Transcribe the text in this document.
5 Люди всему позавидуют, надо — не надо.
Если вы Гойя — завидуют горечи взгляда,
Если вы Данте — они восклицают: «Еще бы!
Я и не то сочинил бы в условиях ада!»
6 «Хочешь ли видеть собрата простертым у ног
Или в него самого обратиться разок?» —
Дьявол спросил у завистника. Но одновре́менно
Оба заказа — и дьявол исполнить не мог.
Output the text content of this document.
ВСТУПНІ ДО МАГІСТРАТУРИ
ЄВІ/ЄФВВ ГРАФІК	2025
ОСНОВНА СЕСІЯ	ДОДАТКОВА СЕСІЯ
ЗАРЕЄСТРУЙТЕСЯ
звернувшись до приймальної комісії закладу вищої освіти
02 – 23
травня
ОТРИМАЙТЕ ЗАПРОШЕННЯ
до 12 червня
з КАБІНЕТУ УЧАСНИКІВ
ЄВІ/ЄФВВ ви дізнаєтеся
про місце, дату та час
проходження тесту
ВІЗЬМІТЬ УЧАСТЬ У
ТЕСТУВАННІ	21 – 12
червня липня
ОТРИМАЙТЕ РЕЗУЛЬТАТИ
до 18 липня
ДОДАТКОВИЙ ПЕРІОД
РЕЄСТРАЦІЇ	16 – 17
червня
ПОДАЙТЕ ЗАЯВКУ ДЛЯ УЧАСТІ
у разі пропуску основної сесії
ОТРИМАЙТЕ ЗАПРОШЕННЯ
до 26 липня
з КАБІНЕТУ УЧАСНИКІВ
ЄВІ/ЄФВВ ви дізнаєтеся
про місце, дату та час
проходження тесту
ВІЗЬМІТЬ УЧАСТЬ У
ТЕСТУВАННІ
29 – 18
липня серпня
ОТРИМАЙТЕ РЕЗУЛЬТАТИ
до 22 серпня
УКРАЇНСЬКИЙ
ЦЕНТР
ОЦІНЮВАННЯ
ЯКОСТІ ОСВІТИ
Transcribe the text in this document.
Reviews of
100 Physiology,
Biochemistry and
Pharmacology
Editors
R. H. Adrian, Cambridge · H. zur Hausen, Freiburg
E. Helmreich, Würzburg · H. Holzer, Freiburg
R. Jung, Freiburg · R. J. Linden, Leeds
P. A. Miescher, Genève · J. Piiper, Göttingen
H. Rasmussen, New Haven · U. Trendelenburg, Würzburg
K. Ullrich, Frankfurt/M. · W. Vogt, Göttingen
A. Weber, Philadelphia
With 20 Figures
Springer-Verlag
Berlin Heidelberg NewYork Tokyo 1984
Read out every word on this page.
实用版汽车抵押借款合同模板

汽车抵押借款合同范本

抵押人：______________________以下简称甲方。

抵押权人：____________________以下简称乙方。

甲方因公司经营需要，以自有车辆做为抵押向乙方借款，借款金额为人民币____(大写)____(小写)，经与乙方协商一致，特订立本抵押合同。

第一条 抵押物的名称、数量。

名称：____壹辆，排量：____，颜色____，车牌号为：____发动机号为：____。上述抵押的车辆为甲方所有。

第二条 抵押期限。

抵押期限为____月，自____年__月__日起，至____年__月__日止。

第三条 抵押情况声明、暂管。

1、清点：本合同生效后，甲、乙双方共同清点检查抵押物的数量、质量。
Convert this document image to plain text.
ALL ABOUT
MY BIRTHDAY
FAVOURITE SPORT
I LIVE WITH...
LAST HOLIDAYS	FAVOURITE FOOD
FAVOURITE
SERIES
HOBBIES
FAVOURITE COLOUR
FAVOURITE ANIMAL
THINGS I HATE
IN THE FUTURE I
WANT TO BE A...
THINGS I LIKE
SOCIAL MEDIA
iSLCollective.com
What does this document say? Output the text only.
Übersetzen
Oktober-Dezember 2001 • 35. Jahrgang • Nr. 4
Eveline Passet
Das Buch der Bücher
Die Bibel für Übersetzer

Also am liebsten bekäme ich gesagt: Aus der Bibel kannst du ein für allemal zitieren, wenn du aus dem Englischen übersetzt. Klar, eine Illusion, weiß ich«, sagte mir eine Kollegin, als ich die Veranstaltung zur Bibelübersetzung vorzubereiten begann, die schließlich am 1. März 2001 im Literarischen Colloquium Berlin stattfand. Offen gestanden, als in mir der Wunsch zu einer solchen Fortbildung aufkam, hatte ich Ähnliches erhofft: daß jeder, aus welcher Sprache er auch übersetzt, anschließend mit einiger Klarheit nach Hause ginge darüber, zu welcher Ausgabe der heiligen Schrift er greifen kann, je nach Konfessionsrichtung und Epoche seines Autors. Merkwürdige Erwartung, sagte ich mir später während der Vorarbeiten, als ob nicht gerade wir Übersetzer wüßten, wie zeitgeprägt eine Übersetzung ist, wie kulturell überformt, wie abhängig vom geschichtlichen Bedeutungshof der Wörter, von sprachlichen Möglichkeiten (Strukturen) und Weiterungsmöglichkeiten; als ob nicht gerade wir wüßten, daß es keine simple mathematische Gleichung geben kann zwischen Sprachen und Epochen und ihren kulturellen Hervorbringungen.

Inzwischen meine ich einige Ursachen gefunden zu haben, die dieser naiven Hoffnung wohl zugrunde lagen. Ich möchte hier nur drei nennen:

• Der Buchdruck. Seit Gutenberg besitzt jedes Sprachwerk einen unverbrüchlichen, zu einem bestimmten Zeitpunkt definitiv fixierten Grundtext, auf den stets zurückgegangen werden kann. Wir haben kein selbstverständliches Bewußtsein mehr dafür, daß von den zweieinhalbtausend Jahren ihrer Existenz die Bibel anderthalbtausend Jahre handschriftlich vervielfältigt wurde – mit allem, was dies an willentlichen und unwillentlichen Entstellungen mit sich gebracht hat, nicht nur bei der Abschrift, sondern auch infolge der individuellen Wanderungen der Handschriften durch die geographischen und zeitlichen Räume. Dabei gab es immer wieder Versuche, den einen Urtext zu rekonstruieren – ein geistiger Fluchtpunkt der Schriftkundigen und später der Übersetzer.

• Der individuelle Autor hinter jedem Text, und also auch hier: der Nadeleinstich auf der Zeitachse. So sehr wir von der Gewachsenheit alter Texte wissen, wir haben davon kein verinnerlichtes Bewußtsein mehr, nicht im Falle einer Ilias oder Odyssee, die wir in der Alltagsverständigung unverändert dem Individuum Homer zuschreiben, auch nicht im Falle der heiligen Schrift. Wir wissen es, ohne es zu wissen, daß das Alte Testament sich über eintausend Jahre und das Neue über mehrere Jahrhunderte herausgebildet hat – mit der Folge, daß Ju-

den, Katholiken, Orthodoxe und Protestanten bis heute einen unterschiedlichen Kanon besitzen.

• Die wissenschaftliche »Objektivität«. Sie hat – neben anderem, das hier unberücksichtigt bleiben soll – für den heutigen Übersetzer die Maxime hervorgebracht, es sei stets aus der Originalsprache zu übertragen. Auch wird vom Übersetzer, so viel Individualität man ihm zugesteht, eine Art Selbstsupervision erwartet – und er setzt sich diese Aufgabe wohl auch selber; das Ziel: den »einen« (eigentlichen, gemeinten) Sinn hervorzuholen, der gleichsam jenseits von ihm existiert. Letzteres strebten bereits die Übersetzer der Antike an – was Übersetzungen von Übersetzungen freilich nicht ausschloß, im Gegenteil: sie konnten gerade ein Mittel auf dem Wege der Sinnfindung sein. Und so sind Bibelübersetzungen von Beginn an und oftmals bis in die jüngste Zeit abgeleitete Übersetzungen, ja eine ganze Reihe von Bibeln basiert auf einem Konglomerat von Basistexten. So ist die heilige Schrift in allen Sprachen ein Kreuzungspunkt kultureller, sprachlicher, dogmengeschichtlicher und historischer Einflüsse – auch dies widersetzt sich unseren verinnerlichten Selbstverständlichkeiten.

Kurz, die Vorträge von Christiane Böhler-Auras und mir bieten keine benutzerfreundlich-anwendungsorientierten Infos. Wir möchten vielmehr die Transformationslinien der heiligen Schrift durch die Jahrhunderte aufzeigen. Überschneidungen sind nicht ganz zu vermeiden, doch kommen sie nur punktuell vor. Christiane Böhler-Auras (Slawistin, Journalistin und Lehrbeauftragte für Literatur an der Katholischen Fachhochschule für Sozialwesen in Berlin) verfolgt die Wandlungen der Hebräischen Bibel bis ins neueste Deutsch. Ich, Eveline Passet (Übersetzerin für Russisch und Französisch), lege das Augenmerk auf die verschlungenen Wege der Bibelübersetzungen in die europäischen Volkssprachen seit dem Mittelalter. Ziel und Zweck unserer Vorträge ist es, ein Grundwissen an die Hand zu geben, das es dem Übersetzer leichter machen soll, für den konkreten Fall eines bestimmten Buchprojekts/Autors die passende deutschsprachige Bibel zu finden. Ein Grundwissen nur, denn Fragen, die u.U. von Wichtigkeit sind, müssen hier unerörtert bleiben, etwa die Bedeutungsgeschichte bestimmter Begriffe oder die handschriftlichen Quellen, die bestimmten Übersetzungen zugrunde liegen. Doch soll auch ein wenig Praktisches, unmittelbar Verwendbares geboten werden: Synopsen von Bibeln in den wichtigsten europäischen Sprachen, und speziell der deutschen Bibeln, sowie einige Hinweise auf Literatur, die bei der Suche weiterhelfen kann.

PROBLEM STATEMENT -> Return all lines containing "document".

THE COMPLETED TASK ->
Transcribe the text in this document.
Output the text content of this document.
Transcribe the text in this document.
Convert this document image to plain text.
What does this document say? Output the text only.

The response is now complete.